WORK INSTRUCTIONS: Every entry needs to be printed exactly, please.

SUPPLIED INFORMATION:
◆ ◆ ◆ ◆ ◆
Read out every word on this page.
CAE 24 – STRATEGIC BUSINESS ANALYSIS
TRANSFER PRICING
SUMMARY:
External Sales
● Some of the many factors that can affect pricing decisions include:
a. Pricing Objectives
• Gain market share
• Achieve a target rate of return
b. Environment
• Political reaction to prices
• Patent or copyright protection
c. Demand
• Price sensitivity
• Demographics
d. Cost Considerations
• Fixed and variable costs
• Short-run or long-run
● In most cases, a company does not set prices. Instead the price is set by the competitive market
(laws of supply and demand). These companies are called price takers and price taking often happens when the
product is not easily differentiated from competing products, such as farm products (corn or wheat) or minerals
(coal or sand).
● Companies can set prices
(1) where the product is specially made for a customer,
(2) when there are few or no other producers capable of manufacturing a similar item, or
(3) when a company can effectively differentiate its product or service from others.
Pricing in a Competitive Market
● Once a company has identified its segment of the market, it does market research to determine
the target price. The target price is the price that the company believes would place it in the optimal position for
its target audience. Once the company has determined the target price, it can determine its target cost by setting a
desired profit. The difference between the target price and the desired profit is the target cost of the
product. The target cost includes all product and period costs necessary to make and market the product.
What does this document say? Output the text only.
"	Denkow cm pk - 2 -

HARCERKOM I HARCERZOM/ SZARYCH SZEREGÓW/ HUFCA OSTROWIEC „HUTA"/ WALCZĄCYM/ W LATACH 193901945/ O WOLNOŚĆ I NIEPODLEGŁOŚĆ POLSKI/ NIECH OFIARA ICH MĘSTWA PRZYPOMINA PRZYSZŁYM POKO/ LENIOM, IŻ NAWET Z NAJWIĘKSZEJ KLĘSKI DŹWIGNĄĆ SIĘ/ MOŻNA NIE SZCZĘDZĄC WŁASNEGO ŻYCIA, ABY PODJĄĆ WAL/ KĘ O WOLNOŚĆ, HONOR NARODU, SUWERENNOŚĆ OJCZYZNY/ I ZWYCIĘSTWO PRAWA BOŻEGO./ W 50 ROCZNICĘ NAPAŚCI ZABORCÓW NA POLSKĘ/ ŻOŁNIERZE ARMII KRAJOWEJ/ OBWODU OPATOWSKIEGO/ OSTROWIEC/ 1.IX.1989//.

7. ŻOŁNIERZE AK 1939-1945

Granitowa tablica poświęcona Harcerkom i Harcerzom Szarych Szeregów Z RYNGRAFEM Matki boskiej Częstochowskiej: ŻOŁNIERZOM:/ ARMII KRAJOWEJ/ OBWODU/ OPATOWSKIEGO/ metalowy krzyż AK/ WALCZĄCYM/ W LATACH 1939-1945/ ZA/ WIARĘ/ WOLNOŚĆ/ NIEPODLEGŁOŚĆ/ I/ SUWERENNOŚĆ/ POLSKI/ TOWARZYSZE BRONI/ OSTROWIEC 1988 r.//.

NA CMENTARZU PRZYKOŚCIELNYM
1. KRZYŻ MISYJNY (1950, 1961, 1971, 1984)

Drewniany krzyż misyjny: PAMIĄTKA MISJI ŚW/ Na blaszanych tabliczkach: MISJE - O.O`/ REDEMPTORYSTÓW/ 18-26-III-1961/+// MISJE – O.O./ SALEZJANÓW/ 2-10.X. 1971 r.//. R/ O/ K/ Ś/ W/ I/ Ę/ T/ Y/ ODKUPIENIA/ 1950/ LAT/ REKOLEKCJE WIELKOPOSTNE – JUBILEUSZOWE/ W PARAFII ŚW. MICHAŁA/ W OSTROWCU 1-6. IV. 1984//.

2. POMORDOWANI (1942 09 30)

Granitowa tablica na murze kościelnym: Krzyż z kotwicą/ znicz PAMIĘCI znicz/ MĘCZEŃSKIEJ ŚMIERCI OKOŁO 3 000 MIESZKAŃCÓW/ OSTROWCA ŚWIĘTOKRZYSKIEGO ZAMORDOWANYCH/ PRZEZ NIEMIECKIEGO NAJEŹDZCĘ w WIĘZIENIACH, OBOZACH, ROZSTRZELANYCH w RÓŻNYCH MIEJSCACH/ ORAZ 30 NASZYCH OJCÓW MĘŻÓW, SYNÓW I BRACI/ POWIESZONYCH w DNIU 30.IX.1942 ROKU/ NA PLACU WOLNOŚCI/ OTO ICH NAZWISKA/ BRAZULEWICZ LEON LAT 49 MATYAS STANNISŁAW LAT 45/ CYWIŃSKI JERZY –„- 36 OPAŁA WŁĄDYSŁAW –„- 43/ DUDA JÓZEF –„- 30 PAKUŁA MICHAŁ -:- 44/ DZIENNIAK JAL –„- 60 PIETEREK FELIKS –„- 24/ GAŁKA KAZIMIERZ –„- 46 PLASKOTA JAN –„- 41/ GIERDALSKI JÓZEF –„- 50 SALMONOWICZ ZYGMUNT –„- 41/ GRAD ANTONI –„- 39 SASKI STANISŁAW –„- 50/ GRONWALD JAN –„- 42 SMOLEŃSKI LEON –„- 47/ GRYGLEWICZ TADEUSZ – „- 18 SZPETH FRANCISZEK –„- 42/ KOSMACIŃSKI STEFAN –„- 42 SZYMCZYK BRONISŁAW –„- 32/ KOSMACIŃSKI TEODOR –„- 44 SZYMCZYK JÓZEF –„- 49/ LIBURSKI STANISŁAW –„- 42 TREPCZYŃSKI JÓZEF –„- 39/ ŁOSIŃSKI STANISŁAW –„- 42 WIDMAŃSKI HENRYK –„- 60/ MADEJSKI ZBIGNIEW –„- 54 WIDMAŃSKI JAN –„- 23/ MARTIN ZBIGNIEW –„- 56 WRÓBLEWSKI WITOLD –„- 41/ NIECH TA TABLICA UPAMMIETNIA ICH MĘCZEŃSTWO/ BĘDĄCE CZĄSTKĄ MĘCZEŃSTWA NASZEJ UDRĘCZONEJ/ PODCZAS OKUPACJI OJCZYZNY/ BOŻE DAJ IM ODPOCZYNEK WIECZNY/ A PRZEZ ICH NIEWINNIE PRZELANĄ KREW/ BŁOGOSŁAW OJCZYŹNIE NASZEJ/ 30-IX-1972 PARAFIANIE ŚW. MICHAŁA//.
◆ ◆ ◆ ◆ ◆
EXERCISE SOLUTION:
Read out every word on this page.
CAE 24 – STRATEGIC BUSINESS ANALYSIS
TRANSFER PRICING
SUMMARY:
External Sales
● Some of the many factors that can affect pricing decisions include:
a. Pricing Objectives
• Gain market share
• Achieve a target rate of return
b. Environment
• Political reaction to prices
• Patent or copyright protection
c. Demand
• Price sensitivity
• Demographics
d. Cost Considerations
• Fixed and variable costs
• Short-run or long-run
● In most cases, a company does not set prices. Instead the price is set by the competitive market
(laws of supply and demand). These companies are called price takers and price taking often happens when the
product is not easily differentiated from competing products, such as farm products (corn or wheat) or minerals
(coal or sand).
● Companies can set prices
(1) where the product is specially made for a customer,
(2) when there are few or no other producers capable of manufacturing a similar item, or
(3) when a company can effectively differentiate its product or service from others.
Pricing in a Competitive Market
● Once a company has identified its segment of the market, it does market research to determine
the target price. The target price is the price that the company believes would place it in the optimal position for
its target audience. Once the company has determined the target price, it can determine its target cost by setting a
desired profit. The difference between the target price and the desired profit is the target cost of the
product. The target cost includes all product and period costs necessary to make and market the product.
What does this document say? Output the text only.
"	Denkow cm pk - 2 -

HARCERKOM I HARCERZOM/ SZARYCH SZEREGÓW/ HUFCA OSTROWIEC „HUTA"/ WALCZĄCYM/ W LATACH 193901945/ O WOLNOŚĆ I NIEPODLEGŁOŚĆ POLSKI/ NIECH OFIARA ICH MĘSTWA PRZYPOMINA PRZYSZŁYM POKO/ LENIOM, IŻ NAWET Z NAJWIĘKSZEJ KLĘSKI DŹWIGNĄĆ SIĘ/ MOŻNA NIE SZCZĘDZĄC WŁASNEGO ŻYCIA, ABY PODJĄĆ WAL/ KĘ O WOLNOŚĆ, HONOR NARODU, SUWERENNOŚĆ OJCZYZNY/ I ZWYCIĘSTWO PRAWA BOŻEGO./ W 50 ROCZNICĘ NAPAŚCI ZABORCÓW NA POLSKĘ/ ŻOŁNIERZE ARMII KRAJOWEJ/ OBWODU OPATOWSKIEGO/ OSTROWIEC/ 1.IX.1989//.

7. ŻOŁNIERZE AK 1939-1945

Granitowa tablica poświęcona Harcerkom i Harcerzom Szarych Szeregów Z RYNGRAFEM Matki boskiej Częstochowskiej: ŻOŁNIERZOM:/ ARMII KRAJOWEJ/ OBWODU/ OPATOWSKIEGO/ metalowy krzyż AK/ WALCZĄCYM/ W LATACH 1939-1945/ ZA/ WIARĘ/ WOLNOŚĆ/ NIEPODLEGŁOŚĆ/ I/ SUWERENNOŚĆ/ POLSKI/ TOWARZYSZE BRONI/ OSTROWIEC 1988 r.//.

NA CMENTARZU PRZYKOŚCIELNYM
1. KRZYŻ MISYJNY (1950, 1961, 1971, 1984)

Drewniany krzyż misyjny: PAMIĄTKA MISJI ŚW/ Na blaszanych tabliczkach: MISJE - O.O`/ REDEMPTORYSTÓW/ 18-26-III-1961/+// MISJE – O.O./ SALEZJANÓW/ 2-10.X. 1971 r.//. R/ O/ K/ Ś/ W/ I/ Ę/ T/ Y/ ODKUPIENIA/ 1950/ LAT/ REKOLEKCJE WIELKOPOSTNE – JUBILEUSZOWE/ W PARAFII ŚW. MICHAŁA/ W OSTROWCU 1-6. IV. 1984//.

2. POMORDOWANI (1942 09 30)

Granitowa tablica na murze kościelnym: Krzyż z kotwicą/ znicz PAMIĘCI znicz/ MĘCZEŃSKIEJ ŚMIERCI OKOŁO 3 000 MIESZKAŃCÓW/ OSTROWCA ŚWIĘTOKRZYSKIEGO ZAMORDOWANYCH/ PRZEZ NIEMIECKIEGO NAJEŹDZCĘ w WIĘZIENIACH, OBOZACH, ROZSTRZELANYCH w RÓŻNYCH MIEJSCACH/ ORAZ 30 NASZYCH OJCÓW MĘŻÓW, SYNÓW I BRACI/ POWIESZONYCH w DNIU 30.IX.1942 ROKU/ NA PLACU WOLNOŚCI/ OTO ICH NAZWISKA/ BRAZULEWICZ LEON LAT 49 MATYAS STANNISŁAW LAT 45/ CYWIŃSKI JERZY –„- 36 OPAŁA WŁĄDYSŁAW –„- 43/ DUDA JÓZEF –„- 30 PAKUŁA MICHAŁ -:- 44/ DZIENNIAK JAL –„- 60 PIETEREK FELIKS –„- 24/ GAŁKA KAZIMIERZ –„- 46 PLASKOTA JAN –„- 41/ GIERDALSKI JÓZEF –„- 50 SALMONOWICZ ZYGMUNT –„- 41/ GRAD ANTONI –„- 39 SASKI STANISŁAW –„- 50/ GRONWALD JAN –„- 42 SMOLEŃSKI LEON –„- 47/ GRYGLEWICZ TADEUSZ – „- 18 SZPETH FRANCISZEK –„- 42/ KOSMACIŃSKI STEFAN –„- 42 SZYMCZYK BRONISŁAW –„- 32/ KOSMACIŃSKI TEODOR –„- 44 SZYMCZYK JÓZEF –„- 49/ LIBURSKI STANISŁAW –„- 42 TREPCZYŃSKI JÓZEF –„- 39/ ŁOSIŃSKI STANISŁAW –„- 42 WIDMAŃSKI HENRYK –„- 60/ MADEJSKI ZBIGNIEW –„- 54 WIDMAŃSKI JAN –„- 23/ MARTIN ZBIGNIEW –„- 56 WRÓBLEWSKI WITOLD –„- 41/ NIECH TA TABLICA UPAMMIETNIA ICH MĘCZEŃSTWO/ BĘDĄCE CZĄSTKĄ MĘCZEŃSTWA NASZEJ UDRĘCZONEJ/ PODCZAS OKUPACJI OJCZYZNY/ BOŻE DAJ IM ODPOCZYNEK WIECZNY/ A PRZEZ ICH NIEWINNIE PRZELANĄ KREW/ BŁOGOSŁAW OJCZYŹNIE NASZEJ/ 30-IX-1972 PARAFIANIE ŚW. MICHAŁA//.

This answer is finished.